─── Data in this exercise

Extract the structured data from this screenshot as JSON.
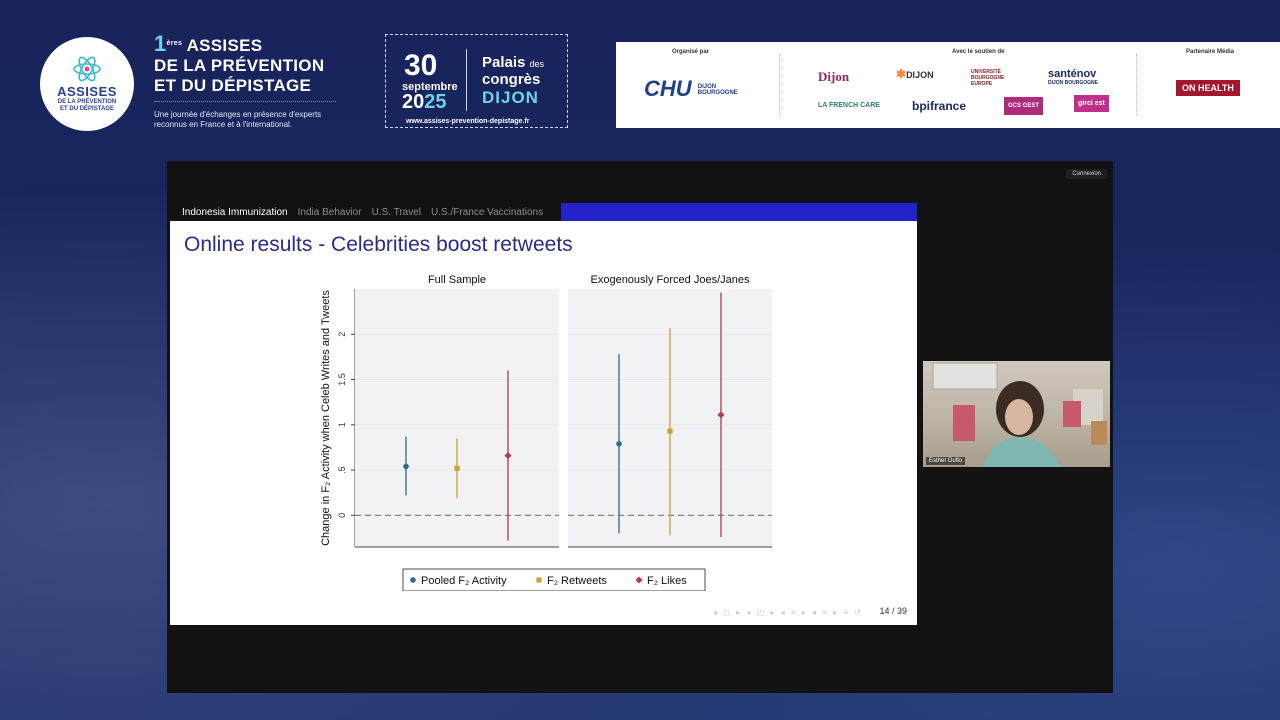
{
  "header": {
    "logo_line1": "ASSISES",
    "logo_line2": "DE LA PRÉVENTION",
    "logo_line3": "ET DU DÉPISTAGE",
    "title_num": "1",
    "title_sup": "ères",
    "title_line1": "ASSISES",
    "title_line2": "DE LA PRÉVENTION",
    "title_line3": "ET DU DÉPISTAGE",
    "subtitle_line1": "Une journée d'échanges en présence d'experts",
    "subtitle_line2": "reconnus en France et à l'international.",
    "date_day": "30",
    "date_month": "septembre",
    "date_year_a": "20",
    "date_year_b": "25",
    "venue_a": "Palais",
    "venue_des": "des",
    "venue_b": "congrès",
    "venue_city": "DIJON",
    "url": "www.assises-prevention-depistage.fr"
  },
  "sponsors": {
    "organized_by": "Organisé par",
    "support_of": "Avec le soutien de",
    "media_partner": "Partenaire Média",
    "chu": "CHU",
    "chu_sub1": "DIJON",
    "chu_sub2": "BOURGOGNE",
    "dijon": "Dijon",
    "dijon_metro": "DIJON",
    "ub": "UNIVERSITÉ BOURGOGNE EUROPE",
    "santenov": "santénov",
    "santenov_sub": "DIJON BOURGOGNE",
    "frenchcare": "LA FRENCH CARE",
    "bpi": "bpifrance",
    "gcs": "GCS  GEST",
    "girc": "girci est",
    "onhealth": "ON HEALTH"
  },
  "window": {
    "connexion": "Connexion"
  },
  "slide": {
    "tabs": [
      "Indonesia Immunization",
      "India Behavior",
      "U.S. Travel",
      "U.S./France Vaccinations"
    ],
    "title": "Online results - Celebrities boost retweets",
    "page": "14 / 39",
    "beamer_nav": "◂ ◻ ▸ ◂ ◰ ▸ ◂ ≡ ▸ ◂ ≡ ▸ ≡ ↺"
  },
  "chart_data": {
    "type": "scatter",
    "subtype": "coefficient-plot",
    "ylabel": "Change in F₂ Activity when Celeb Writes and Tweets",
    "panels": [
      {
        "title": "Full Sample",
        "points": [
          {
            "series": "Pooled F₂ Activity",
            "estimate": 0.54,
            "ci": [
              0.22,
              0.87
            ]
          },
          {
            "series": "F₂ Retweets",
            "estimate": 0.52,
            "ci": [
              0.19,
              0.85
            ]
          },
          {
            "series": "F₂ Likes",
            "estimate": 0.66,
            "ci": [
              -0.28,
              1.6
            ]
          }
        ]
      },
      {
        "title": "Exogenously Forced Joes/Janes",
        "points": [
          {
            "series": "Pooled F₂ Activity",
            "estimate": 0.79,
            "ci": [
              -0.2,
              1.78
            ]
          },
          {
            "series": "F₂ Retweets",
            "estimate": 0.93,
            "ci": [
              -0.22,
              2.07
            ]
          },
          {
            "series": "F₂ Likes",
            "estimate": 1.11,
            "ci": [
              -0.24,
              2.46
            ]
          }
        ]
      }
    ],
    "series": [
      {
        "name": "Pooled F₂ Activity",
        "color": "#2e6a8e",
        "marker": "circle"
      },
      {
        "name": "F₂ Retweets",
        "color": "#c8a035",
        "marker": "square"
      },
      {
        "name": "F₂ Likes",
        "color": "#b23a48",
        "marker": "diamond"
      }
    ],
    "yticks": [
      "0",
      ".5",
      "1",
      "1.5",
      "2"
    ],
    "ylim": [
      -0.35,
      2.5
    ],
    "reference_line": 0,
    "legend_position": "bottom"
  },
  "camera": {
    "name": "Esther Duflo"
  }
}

──────
─── Data in this exercise

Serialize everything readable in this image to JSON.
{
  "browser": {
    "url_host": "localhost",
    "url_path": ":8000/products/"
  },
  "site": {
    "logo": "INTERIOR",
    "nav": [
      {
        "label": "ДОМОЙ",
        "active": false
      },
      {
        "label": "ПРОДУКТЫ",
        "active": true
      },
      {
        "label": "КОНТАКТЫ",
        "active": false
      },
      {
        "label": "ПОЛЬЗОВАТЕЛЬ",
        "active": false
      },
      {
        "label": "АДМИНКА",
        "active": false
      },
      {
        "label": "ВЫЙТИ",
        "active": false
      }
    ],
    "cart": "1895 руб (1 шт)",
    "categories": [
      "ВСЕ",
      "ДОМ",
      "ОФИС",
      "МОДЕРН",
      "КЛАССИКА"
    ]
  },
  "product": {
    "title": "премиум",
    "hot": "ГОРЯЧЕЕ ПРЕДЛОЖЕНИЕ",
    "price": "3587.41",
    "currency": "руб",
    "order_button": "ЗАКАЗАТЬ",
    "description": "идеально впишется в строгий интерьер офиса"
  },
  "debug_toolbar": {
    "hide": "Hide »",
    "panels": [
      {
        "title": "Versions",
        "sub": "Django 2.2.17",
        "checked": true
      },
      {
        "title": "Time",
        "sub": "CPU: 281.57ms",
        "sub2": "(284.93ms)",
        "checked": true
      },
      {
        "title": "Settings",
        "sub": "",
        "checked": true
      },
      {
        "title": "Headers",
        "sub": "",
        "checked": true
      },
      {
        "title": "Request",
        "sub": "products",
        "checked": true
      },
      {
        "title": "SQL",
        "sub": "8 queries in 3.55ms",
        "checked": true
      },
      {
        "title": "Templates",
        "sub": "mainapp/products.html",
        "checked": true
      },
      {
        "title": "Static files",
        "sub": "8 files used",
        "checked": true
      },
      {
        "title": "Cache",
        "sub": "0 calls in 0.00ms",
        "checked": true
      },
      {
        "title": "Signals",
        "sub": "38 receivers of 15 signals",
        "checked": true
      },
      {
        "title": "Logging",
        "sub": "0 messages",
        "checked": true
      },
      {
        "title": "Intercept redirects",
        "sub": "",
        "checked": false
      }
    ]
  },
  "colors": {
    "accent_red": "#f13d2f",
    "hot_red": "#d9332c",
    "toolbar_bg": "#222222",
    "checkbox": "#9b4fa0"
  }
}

──────

Prompt: Collect each line containing the string "DÉPISTAGE".

Reply:
    "logo_line3": "ET DU DÉPISTAGE",
    "title_line3": "ET DU DÉPISTAGE",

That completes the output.